- _CHALLENGE_
Report how many lines contain "papel"; state the number and nothing else.

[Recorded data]
%%

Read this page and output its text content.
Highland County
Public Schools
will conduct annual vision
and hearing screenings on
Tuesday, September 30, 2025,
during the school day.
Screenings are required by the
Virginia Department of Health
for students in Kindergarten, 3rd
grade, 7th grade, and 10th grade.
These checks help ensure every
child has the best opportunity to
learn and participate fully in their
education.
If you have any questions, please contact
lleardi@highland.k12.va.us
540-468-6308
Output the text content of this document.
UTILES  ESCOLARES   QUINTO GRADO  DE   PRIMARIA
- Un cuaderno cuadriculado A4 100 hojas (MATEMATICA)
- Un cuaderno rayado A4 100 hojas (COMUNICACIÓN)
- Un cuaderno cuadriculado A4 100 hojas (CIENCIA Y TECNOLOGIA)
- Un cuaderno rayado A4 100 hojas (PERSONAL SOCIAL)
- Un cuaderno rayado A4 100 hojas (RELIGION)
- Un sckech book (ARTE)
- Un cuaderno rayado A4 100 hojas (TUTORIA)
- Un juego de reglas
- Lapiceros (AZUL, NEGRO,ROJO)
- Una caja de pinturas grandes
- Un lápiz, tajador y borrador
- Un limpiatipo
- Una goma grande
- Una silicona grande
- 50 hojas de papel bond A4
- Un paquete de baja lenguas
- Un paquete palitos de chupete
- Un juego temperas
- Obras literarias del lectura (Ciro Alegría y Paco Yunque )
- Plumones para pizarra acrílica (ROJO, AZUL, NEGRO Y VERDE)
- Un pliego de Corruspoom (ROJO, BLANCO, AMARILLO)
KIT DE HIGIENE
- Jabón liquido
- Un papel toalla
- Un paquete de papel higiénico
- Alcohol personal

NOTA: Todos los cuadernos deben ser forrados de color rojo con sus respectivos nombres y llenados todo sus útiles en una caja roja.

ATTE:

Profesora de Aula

%%

- _WORKED ANSWER_
3